═══ TEXTO PARA LEER
A principios de 1929, Brecht invitó a Benjamin, Asja Lacis y Bernhard Reich  a ver El circo (1928), de Chaplin, recién estrenada en Berlín. Asja Lacis y Bernhard Reich habían colaborado con Brecht en distintos proyectos teatrales desde hacía seis años. En aquel momento Asja Lacis trabajaba como encargada comercial del cine soviético en Berlín y vivió allí un par de meses con Benjamin, pero seguía -y seguirá- manteniendo relación con Reich. Para Benjamin, la bolchevique de Riga, Asja Lacis, fue uno de los amores -si no el gran amor- de su vida  y, desde su viaje a Moscú para encontrarse con ella (entre diciembre de 1926 y febrero de 1927), también era amigo de Reich. Formaban algo así como un triángulo escaleno. Y los tres eran amigos de Brecht. Y fueron al cine a ver El circo.

Resulta demasiado fácil hablar de esta película como de una obra menor de Chaplin si pensamos que la anterior fue La quimera del oro (1925) y la siguiente, Luces de la ciudad (1931), pero a estas alturas hablar de algo menor tratándose de Chaplin casi -o sin casi- sería una blasfemia. Y, por si no sobraran razones, en el El circo asistimos a algunas secuencias que no podrían faltar sin gran menoscabo en una antología de lo mejor de Chaplin, que ya es decir. Sin embargo el cineasta apenas menciona la película en su autobiografía porque unos días después del estreno murió su madre. Y ni una palabra más. Como si quisiera enterrarla en el olvido.

Y no le faltaban razones. El circo existe de milagro. Fue un calvario rodarla. Un rosario de calamidades. Pero cuando empezó a pensarla, Chaplin no imaginaba que iba a romper aguas de un guadiana de amargura, que ya no dejó de asomar en su filmografía (para Bénard da Costa, El circo es la película más oscura de Chaplin). La quimera del oro era un cañonazo y su autor, una celebridad mundial; a la sazón se le consideraba un hombre tan famoso como Jesucristo y aun más. 

El cineasta le contó a la prensa que había leído y releído Las mil y una noches que le inspiraron la idea de su próxima película: un pobre tipo se convierte a pesar suyo en artista de circo y esa nueva vida le encanta. (Hacía años que le rondaba esa idea; en 1920 había asegurado que su mayor ambición era hacer una película sobre un payaso.) Así que las expectativas no podían ser más favorables: iba a ser una película básicamente optimista. 


Sin embargo, a modo de presagio fatal, El circo germina en una pesadilla: Chaplin imaginó al vagabundo oficiando de funambulista, caminando por la cuerda floja en lo alto de la carpa mientras lo atacan unos cuantos monos fugitivos. O sea, imagina el clímax y la película se estructura como una cadena de reveses que aboca al protagonista a jugársela sin red.

En noviembre de 1925, tres meses después del estreno de La quimera del oro, Chaplin y su recién contratado ayudante Harry Crocker se instalaron en un hotel de Monterrey para trabajar en el desarrollo de El circo. Cuentan que Chaplin habló durante 28 horas sin parar mientras Crocker tomaba notas. Al parecer, en esas notas había tanto de política y filosofía como desarrollo de la trama. También habló de otros papeles para películas posteriores, como Napoleón o Jesucristo. Hasta barajó la posibilidad de filmar El club de los suicidas, de Stevenson.
══════
═══ DATOS REGISTRADOS
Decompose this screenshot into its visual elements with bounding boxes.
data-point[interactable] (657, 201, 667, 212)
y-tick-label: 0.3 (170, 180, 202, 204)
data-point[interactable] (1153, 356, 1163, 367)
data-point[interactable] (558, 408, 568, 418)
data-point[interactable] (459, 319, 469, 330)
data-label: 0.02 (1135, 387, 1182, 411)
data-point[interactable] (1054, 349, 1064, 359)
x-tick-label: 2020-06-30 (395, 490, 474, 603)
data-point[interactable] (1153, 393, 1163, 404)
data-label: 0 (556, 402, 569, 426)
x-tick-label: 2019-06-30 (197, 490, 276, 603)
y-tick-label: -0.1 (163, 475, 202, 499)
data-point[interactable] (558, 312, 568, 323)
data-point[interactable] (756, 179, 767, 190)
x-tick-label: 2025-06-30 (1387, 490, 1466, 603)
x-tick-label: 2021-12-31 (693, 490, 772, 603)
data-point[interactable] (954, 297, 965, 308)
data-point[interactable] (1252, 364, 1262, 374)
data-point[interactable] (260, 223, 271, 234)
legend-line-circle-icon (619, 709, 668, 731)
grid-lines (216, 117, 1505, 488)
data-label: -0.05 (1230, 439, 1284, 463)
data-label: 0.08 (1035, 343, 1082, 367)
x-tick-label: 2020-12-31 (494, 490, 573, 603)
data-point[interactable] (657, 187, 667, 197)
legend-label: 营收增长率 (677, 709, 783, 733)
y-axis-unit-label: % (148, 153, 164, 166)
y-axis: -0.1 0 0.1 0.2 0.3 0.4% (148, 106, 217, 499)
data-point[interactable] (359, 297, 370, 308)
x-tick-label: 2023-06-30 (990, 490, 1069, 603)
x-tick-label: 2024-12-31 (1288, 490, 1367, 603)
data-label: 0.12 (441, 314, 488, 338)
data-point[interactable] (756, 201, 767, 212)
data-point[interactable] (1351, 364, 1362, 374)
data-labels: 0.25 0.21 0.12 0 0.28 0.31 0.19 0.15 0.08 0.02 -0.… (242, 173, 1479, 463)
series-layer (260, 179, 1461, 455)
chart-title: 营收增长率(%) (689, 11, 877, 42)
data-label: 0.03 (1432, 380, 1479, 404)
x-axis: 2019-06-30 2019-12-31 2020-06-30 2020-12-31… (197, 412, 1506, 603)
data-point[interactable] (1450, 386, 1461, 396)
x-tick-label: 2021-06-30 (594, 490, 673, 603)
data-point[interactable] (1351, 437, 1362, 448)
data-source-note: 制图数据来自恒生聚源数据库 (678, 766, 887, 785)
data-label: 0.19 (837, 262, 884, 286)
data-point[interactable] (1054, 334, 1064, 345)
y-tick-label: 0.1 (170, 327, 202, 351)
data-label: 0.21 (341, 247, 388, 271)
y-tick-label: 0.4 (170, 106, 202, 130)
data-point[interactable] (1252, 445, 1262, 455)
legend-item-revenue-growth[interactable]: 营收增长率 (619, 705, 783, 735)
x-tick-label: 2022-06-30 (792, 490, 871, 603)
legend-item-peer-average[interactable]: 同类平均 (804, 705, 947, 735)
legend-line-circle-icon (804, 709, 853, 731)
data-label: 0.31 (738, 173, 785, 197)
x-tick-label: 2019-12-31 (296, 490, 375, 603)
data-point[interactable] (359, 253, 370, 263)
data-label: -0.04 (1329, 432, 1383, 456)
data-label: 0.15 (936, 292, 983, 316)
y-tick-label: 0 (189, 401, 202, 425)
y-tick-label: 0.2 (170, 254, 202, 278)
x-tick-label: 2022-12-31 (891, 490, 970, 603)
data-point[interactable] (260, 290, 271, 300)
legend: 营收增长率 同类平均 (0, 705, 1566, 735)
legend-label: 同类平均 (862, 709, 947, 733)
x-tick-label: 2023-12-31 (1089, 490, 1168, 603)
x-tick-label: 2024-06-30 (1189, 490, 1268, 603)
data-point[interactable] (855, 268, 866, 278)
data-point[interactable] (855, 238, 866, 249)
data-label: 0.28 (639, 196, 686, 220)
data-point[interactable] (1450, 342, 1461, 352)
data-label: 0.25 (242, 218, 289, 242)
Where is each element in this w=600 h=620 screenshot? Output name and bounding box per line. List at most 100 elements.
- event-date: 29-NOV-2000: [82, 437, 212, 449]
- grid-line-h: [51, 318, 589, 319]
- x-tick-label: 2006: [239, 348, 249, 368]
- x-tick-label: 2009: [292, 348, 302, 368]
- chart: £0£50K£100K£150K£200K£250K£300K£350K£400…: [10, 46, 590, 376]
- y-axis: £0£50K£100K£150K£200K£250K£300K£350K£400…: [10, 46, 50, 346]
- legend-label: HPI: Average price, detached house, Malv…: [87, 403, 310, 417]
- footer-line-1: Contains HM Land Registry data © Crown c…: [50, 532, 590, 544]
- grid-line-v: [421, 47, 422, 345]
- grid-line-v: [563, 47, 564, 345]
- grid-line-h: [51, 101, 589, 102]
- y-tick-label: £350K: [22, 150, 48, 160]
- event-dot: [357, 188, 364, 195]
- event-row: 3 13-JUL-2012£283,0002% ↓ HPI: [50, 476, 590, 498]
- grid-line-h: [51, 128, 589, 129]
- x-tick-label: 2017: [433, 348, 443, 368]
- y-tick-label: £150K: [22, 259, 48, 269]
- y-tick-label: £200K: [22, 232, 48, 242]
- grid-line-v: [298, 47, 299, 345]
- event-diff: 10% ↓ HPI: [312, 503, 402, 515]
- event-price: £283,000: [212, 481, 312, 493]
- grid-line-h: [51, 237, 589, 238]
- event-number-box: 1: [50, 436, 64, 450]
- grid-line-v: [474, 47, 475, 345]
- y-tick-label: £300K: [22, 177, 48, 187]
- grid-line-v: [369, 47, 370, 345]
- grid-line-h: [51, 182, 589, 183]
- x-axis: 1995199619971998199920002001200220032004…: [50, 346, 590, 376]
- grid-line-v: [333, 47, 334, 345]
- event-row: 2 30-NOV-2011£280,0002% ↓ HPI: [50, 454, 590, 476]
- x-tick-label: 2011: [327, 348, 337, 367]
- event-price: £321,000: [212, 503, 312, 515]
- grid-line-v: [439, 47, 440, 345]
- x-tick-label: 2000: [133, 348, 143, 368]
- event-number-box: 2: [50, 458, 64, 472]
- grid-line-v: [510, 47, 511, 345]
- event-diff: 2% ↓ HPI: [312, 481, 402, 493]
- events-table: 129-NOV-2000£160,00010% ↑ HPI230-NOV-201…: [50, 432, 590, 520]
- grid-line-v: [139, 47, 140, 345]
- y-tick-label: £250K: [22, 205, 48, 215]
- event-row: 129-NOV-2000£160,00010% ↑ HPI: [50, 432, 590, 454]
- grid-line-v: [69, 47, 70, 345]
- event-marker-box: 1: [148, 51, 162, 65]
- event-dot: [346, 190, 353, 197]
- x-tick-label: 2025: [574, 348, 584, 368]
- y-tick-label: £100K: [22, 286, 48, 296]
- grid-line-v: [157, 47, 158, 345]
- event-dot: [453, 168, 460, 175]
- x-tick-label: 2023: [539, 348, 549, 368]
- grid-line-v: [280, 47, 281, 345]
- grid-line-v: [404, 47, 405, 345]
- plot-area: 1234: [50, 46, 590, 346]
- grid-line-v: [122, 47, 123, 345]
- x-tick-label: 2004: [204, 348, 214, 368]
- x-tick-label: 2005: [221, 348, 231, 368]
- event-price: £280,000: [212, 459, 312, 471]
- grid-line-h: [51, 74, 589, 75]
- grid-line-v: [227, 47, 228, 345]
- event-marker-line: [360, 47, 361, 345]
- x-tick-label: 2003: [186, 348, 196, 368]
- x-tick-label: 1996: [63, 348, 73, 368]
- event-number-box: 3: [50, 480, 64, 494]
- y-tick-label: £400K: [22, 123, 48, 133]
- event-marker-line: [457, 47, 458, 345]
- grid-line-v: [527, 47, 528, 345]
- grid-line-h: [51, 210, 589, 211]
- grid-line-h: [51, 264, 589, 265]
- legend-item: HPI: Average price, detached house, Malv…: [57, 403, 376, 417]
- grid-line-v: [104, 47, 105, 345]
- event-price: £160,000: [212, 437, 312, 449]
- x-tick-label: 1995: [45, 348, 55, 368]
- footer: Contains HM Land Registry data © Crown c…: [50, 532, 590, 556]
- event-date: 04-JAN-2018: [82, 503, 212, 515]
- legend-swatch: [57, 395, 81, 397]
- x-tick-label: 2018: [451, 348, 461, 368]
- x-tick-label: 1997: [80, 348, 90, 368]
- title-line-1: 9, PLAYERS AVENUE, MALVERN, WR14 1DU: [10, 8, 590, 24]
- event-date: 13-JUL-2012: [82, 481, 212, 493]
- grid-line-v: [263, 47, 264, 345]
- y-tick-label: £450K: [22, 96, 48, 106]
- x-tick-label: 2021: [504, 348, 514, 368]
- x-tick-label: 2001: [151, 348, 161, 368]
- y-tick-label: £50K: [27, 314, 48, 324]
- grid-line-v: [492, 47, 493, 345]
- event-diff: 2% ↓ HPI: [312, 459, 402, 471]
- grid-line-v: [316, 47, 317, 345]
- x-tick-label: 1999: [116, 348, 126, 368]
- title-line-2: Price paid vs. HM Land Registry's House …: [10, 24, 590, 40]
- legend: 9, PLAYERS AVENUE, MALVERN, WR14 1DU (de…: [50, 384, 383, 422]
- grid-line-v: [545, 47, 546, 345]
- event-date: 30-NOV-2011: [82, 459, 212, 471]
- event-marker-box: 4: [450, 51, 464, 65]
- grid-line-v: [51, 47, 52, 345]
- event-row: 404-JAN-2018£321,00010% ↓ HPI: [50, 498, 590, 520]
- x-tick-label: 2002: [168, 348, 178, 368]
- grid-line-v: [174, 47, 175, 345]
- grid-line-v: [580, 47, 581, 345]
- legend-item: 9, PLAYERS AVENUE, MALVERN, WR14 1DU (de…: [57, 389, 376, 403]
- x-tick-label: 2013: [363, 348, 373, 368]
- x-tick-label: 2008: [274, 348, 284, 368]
══════
▶ TUS TAREAS
A - Resume en dos oraciones el texto sobre El circo de Chaplin.
B - Actualiza los registros desde su inicio hasta la línea que contiene "data-point[interactable] (1252, 364, 1262, 374)", ambas incluidas: cambia "x-tick-label" por "x-label" y deja todo lo demás igual. Devuelve solo ese tramo.

▶ SOLUCIONES
A - A principios de 1929, Brecht invitó a Benjamin, Asja Lacis y Bernhard Reich a ver El circo, de Chaplin, una película que el cineasta apenas menciona en su autobiografía porque su madre murió unos días después del estreno. Rodarla fue un calvario, aunque Chaplin la había concebido como una película básicamente optimista sobre un pobre tipo que se convierte en artista de circo, y en noviembre de 1925 trabajó en su desarrollo con Harry Crocker en un hotel de Monterrey.

B -
Decompose this screenshot into its visual elements with bounding boxes.
data-point[interactable] (657, 201, 667, 212)
y-tick-label: 0.3 (170, 180, 202, 204)
data-point[interactable] (1153, 356, 1163, 367)
data-point[interactable] (558, 408, 568, 418)
data-point[interactable] (459, 319, 469, 330)
data-label: 0.02 (1135, 387, 1182, 411)
data-point[interactable] (1054, 349, 1064, 359)
x-label: 2020-06-30 (395, 490, 474, 603)
data-point[interactable] (1153, 393, 1163, 404)
data-label: 0 (556, 402, 569, 426)
x-label: 2019-06-30 (197, 490, 276, 603)
y-tick-label: -0.1 (163, 475, 202, 499)
data-point[interactable] (558, 312, 568, 323)
data-point[interactable] (756, 179, 767, 190)
x-label: 2025-06-30 (1387, 490, 1466, 603)
x-label: 2021-12-31 (693, 490, 772, 603)
data-point[interactable] (954, 297, 965, 308)
data-point[interactable] (1252, 364, 1262, 374)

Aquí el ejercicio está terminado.